Note how many lines hold "ylabel" and report that number by itself.
::::::::::
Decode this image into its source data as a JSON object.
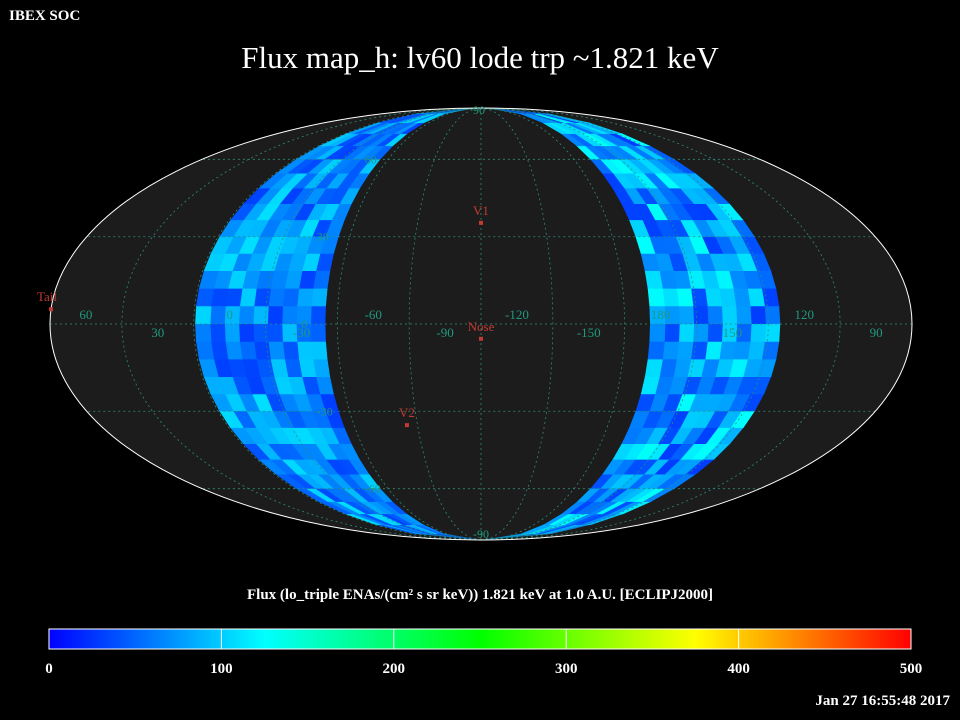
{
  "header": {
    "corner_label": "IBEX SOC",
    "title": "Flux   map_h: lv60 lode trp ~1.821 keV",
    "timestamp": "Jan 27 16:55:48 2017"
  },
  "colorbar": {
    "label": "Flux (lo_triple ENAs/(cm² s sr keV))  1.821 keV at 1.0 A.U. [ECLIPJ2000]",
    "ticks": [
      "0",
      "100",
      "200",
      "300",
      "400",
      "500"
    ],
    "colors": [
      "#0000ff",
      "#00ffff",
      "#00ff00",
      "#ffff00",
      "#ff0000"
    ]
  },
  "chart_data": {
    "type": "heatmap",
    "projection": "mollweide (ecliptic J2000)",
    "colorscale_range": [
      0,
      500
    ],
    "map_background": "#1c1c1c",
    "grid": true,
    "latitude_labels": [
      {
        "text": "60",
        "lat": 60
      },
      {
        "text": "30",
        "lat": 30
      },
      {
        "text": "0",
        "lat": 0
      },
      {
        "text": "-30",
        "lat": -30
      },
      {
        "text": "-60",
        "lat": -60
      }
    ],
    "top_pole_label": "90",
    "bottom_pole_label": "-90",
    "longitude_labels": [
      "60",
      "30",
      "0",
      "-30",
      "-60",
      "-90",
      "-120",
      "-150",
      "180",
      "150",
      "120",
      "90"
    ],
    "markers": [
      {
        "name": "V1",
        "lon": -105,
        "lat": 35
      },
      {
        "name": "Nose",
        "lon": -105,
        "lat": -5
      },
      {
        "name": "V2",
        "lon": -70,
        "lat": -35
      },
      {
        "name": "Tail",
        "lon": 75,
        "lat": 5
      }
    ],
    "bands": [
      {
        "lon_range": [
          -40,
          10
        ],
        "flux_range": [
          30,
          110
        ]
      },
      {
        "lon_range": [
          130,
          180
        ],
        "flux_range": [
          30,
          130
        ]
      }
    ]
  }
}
::::::::::
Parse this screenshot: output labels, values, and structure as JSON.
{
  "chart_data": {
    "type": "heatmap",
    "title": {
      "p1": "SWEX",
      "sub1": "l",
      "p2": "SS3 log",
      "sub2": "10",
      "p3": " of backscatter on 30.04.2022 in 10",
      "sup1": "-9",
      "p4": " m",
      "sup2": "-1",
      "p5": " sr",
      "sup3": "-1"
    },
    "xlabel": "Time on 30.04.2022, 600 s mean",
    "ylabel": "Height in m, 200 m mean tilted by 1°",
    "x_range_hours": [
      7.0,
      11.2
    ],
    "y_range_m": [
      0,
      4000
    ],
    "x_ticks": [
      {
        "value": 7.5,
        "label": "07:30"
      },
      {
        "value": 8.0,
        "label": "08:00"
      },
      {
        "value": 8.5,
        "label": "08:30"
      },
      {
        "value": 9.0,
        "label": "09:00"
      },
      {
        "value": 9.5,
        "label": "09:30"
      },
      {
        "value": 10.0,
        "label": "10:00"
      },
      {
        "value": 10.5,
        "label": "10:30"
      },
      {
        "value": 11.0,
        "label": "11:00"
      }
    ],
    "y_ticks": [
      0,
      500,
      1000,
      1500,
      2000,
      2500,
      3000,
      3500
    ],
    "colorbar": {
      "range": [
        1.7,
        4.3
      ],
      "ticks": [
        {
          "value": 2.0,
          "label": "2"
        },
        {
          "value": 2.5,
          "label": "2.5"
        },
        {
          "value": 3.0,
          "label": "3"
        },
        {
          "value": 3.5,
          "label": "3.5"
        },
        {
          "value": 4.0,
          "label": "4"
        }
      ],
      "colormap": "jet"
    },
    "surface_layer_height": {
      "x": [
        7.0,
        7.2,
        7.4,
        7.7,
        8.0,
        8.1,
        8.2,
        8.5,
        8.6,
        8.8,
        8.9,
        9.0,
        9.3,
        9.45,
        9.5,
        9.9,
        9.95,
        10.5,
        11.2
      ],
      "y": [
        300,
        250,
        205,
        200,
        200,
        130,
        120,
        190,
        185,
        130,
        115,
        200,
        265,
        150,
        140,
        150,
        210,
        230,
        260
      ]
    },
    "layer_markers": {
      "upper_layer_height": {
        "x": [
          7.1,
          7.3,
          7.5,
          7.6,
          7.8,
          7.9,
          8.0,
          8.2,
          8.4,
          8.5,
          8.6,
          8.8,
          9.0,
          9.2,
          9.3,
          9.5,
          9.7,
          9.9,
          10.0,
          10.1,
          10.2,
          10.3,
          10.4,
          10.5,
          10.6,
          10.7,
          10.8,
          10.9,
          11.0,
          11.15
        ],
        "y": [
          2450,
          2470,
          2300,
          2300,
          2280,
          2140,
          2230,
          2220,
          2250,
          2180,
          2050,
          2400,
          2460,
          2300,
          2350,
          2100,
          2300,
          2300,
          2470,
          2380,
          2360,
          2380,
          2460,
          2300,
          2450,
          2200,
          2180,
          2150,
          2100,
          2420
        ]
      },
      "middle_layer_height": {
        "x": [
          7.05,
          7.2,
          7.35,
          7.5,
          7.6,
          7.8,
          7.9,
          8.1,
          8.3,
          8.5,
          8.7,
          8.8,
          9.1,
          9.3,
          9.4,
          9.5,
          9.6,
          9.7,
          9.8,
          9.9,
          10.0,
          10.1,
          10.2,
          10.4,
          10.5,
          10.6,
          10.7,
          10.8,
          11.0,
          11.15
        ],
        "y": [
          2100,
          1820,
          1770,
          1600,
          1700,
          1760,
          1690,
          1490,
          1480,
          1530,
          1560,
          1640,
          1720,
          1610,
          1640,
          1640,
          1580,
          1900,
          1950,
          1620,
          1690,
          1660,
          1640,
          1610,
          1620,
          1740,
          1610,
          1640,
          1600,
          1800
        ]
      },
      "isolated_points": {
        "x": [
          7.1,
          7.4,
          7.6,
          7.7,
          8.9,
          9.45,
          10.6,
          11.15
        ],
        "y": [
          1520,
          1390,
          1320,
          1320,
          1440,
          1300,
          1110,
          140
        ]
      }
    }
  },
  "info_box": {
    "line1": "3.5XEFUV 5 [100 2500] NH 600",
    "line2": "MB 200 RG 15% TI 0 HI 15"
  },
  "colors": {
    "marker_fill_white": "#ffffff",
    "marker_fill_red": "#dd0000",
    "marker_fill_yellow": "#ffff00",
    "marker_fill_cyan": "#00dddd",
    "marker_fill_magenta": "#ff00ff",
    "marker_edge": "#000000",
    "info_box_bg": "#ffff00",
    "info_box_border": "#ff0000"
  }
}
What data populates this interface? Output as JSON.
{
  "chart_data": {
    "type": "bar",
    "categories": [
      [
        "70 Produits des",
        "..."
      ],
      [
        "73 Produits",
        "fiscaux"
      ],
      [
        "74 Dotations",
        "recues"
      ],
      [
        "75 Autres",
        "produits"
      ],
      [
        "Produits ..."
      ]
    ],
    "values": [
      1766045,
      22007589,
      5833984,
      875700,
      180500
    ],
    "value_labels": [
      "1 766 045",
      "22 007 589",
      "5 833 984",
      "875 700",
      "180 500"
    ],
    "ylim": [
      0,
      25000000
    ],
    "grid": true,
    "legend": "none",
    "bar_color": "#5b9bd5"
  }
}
::::::::::
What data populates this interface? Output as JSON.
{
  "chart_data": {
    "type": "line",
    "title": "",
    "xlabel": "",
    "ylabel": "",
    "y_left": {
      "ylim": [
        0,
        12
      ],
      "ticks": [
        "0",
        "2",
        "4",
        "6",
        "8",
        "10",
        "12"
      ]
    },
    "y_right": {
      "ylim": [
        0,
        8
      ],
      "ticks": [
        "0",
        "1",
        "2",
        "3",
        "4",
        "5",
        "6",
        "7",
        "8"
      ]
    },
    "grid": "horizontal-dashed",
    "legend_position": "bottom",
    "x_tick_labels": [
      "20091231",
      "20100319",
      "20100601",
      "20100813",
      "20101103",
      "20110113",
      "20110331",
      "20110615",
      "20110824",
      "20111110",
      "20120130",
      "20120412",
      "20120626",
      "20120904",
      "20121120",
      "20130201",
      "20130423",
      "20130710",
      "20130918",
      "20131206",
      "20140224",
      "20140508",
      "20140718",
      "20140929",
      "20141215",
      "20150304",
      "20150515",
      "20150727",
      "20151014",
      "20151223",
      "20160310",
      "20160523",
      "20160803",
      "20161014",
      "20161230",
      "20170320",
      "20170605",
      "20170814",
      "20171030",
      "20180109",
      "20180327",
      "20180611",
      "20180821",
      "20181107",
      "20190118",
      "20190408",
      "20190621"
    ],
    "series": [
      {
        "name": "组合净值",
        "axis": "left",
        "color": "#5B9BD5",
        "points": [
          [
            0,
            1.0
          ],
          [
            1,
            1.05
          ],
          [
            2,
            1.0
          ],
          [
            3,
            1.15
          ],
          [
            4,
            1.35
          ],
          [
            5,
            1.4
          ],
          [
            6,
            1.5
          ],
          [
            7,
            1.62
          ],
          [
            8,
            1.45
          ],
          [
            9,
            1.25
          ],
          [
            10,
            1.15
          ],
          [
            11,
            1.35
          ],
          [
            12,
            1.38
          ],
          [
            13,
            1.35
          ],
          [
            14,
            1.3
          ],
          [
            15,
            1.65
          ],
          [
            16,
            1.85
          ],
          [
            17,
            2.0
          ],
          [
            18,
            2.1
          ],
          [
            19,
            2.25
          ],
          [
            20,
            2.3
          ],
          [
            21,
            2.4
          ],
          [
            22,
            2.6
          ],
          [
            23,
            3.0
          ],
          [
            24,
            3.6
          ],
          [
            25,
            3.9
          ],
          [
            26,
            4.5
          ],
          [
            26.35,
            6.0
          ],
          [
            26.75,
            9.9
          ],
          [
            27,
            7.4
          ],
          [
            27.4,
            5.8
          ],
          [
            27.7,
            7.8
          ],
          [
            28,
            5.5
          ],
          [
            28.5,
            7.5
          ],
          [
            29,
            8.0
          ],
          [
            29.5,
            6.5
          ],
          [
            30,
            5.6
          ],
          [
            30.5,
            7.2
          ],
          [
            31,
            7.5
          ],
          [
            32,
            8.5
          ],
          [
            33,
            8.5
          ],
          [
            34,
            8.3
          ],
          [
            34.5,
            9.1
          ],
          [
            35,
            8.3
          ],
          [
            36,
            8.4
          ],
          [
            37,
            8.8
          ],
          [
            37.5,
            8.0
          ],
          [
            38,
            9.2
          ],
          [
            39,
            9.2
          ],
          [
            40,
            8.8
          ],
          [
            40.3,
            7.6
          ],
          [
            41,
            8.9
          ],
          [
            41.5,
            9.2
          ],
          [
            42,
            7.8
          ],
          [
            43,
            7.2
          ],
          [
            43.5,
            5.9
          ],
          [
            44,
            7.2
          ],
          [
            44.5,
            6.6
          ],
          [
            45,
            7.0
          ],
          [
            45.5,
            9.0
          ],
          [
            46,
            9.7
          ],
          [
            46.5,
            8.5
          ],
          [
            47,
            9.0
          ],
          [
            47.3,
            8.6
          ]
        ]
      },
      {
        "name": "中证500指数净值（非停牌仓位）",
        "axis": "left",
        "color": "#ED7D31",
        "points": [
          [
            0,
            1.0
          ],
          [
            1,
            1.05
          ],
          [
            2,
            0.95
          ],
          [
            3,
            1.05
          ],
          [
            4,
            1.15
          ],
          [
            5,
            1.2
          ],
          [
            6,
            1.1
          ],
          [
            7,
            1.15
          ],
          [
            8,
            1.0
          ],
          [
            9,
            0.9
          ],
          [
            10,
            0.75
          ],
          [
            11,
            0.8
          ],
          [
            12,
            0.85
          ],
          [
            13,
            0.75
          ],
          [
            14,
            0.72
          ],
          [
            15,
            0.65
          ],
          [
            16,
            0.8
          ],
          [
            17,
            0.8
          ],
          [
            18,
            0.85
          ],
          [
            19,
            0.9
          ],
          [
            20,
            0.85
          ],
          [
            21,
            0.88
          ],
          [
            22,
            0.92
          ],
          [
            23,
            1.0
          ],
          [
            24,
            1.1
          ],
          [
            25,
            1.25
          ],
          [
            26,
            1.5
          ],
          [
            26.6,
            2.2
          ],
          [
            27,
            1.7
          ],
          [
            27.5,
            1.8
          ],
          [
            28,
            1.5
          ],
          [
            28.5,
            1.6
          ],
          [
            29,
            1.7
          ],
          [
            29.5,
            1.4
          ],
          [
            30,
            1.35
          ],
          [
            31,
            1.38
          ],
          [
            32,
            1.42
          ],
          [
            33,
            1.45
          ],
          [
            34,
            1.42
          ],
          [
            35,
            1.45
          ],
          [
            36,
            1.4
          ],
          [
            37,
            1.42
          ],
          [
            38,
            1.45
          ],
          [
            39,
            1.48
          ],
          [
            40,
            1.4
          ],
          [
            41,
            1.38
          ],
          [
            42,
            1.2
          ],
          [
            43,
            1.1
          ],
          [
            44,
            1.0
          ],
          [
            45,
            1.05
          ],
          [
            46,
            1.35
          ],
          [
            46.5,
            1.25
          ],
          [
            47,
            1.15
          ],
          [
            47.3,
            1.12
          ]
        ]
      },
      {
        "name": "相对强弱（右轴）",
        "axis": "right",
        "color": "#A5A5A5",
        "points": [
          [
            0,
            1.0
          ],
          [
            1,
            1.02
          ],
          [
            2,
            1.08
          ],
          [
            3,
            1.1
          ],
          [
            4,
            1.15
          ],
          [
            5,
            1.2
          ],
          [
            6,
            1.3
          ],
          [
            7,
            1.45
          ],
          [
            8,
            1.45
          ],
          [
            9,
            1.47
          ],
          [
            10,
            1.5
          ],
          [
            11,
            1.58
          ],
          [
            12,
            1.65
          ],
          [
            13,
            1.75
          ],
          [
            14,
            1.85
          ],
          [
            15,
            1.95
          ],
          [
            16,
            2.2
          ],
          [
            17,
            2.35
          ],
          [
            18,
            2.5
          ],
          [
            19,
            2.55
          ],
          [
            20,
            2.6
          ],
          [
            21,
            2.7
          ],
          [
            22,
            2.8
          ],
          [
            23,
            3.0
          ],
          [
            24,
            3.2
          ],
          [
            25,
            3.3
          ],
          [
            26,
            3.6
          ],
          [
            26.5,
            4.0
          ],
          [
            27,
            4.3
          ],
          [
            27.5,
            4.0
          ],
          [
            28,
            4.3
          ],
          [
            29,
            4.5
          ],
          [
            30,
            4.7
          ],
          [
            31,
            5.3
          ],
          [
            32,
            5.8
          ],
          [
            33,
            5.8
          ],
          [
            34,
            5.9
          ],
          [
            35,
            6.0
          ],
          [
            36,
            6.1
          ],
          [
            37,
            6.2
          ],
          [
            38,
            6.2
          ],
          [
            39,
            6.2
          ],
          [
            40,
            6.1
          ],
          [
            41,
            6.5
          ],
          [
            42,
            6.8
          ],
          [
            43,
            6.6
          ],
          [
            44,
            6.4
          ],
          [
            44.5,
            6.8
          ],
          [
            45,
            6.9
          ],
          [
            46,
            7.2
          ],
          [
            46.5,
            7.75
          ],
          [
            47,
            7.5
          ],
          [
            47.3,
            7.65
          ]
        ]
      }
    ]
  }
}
::::::::::
* [Result]:
2